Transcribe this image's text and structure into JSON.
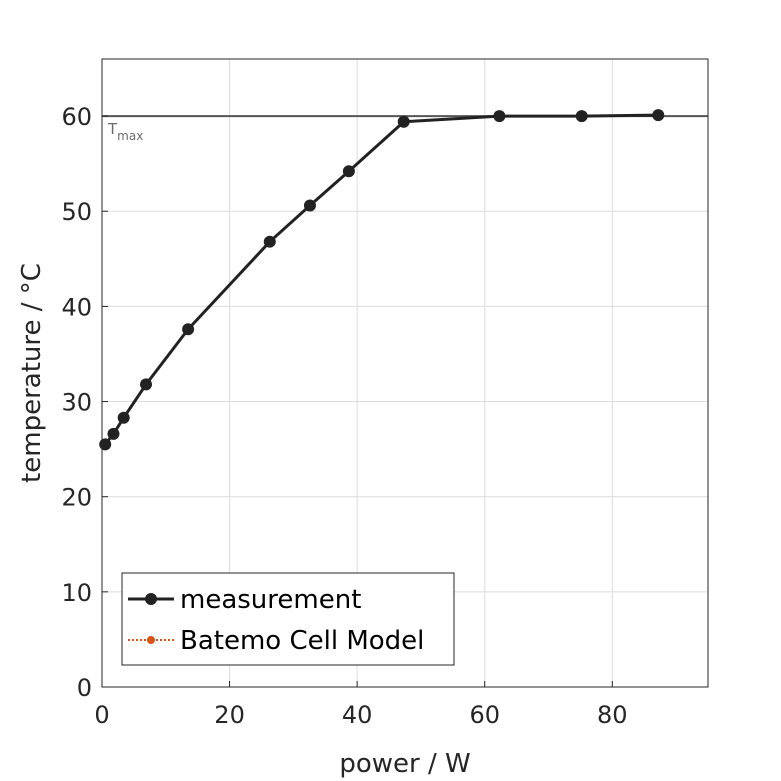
{
  "chart_data": {
    "type": "line",
    "xlabel": "power / W",
    "ylabel": "temperature / °C",
    "xlim": [
      0,
      95
    ],
    "ylim": [
      0,
      66
    ],
    "xticks": [
      0,
      20,
      40,
      60,
      80
    ],
    "yticks": [
      0,
      10,
      20,
      30,
      40,
      50,
      60
    ],
    "grid": true,
    "legend_position": "bottom-left",
    "series": [
      {
        "name": "measurement",
        "color": "#222222",
        "marker": "filled-circle",
        "x": [
          0.5,
          1.8,
          3.4,
          6.9,
          13.5,
          26.3,
          32.6,
          38.7,
          47.3,
          62.3,
          75.2,
          87.2
        ],
        "y": [
          25.5,
          26.6,
          28.3,
          31.8,
          37.6,
          46.8,
          50.6,
          54.2,
          59.4,
          60.0,
          60.0,
          60.1
        ]
      },
      {
        "name": "Batemo Cell Model",
        "color": "#d95319",
        "marker": "dotted-circle",
        "x": [],
        "y": []
      }
    ],
    "reference_line": {
      "y": 60,
      "label_main": "T",
      "label_sub": "max",
      "color": "#555555"
    }
  }
}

PROBLEM TO SOLVE —
Keep the pictures out of the copy and write out the data exactly as it stands.

IN RESPONSE —
Transcribe this image's text and structure into JSON.
{
  "chart_data": {
    "type": "line",
    "xlabel": "power / W",
    "ylabel": "temperature / °C",
    "xlim": [
      0,
      95
    ],
    "ylim": [
      0,
      66
    ],
    "xticks": [
      0,
      20,
      40,
      60,
      80
    ],
    "yticks": [
      0,
      10,
      20,
      30,
      40,
      50,
      60
    ],
    "grid": true,
    "legend_position": "bottom-left",
    "series": [
      {
        "name": "measurement",
        "color": "#222222",
        "marker": "filled-circle",
        "x": [
          0.5,
          1.8,
          3.4,
          6.9,
          13.5,
          26.3,
          32.6,
          38.7,
          47.3,
          62.3,
          75.2,
          87.2
        ],
        "y": [
          25.5,
          26.6,
          28.3,
          31.8,
          37.6,
          46.8,
          50.6,
          54.2,
          59.4,
          60.0,
          60.0,
          60.1
        ]
      },
      {
        "name": "Batemo Cell Model",
        "color": "#d95319",
        "marker": "dotted-circle",
        "x": [],
        "y": []
      }
    ],
    "reference_line": {
      "y": 60,
      "label_main": "T",
      "label_sub": "max",
      "color": "#555555"
    }
  }
}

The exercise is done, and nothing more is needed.